> **Given problem**
Only lines holding the word "subtitle" should be copied from the material.

<<<<

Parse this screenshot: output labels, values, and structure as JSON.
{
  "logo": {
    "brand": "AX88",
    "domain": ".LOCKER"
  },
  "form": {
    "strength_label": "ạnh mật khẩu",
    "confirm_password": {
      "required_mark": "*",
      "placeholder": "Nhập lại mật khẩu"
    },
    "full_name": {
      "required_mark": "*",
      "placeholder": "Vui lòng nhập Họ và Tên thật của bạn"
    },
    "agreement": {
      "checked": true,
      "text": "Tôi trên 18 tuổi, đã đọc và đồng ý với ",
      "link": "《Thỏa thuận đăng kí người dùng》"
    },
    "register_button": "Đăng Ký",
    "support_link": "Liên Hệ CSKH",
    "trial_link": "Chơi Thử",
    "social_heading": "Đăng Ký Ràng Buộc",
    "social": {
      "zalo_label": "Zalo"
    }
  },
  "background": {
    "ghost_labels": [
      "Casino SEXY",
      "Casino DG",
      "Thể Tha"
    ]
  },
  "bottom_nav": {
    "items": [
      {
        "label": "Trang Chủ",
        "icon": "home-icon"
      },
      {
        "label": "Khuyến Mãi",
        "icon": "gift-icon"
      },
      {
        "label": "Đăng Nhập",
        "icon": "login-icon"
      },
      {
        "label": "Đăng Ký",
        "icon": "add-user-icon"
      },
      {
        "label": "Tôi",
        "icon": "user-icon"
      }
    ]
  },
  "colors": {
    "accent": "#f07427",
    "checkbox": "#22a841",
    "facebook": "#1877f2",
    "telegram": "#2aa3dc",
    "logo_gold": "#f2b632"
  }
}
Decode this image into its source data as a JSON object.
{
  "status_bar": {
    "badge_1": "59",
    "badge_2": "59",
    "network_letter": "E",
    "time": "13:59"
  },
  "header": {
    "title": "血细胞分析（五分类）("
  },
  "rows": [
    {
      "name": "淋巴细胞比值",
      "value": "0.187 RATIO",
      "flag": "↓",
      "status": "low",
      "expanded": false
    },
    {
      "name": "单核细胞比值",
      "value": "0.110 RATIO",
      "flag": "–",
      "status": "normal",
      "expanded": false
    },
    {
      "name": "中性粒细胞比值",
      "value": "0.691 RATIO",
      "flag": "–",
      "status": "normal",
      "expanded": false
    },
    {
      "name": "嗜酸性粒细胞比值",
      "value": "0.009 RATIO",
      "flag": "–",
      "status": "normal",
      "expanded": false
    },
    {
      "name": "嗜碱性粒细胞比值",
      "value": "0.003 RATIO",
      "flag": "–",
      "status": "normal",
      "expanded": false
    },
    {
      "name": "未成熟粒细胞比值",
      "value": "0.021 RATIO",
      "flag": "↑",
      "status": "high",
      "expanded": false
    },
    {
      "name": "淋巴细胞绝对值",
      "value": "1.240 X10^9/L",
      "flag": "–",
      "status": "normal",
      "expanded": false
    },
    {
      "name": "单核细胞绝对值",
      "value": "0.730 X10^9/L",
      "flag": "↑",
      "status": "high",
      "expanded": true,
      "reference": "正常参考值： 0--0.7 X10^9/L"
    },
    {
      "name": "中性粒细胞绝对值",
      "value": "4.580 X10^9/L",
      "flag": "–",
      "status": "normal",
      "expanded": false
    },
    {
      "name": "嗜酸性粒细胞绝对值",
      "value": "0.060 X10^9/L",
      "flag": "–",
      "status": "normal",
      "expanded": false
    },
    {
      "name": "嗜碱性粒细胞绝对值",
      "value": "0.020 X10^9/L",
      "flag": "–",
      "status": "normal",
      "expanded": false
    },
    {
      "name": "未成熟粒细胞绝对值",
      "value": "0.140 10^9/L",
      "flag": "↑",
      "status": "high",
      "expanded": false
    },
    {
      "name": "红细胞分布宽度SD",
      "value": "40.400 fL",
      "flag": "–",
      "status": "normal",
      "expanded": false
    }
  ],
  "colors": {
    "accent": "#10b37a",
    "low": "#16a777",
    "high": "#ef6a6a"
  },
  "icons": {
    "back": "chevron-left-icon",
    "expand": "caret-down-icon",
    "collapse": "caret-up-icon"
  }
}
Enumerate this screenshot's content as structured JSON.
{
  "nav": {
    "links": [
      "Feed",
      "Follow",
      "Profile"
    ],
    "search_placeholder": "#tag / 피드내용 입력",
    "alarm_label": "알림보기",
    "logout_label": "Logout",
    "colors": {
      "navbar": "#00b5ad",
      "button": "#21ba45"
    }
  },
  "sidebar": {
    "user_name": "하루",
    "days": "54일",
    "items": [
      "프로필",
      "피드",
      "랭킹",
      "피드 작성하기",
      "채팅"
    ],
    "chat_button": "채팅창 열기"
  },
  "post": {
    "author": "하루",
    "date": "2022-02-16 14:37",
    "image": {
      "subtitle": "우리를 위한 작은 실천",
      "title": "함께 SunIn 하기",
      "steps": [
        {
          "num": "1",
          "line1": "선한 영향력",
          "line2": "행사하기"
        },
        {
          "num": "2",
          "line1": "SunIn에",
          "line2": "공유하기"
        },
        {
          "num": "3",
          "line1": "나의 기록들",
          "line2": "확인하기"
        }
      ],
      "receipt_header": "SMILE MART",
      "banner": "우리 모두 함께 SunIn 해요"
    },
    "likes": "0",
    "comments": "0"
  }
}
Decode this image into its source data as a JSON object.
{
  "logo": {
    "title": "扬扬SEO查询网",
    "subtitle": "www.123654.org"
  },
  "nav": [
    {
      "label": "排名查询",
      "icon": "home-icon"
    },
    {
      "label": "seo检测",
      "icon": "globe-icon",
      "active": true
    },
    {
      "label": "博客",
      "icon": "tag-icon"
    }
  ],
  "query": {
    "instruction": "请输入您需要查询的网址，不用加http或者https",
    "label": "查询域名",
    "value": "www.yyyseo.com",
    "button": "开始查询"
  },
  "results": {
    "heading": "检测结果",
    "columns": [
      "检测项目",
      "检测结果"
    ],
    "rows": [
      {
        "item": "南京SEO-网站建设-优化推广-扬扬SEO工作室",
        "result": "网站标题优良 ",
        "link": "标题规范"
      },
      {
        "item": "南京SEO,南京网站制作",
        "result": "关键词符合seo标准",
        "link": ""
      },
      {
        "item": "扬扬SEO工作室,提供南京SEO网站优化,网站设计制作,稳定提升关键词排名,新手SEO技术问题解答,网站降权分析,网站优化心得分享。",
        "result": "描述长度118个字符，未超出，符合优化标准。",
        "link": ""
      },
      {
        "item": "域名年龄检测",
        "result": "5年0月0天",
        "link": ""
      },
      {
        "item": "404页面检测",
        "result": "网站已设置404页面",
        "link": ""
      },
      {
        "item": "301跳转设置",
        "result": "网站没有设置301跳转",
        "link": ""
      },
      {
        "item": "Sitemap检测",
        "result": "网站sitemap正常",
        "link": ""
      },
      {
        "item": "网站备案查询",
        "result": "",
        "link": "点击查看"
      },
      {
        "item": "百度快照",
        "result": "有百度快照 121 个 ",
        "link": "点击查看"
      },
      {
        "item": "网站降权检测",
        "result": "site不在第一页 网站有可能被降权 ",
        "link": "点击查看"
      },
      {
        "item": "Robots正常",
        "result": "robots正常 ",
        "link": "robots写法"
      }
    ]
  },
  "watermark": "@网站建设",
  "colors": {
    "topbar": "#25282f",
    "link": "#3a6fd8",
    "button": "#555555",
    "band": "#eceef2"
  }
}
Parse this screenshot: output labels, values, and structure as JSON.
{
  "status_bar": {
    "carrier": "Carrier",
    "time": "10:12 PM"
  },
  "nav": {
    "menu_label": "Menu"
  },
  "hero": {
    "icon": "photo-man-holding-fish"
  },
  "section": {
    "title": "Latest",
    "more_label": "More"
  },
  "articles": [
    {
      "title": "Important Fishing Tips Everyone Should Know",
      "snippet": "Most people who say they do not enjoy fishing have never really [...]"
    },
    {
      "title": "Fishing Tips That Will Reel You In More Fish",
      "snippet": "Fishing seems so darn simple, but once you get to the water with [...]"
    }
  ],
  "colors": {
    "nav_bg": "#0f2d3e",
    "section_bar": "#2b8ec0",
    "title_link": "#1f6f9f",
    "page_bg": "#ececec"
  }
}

>>>>

> **Finished answer**
      "subtitle": "우리를 위한 작은 실천",
    "subtitle": "www.123654.org"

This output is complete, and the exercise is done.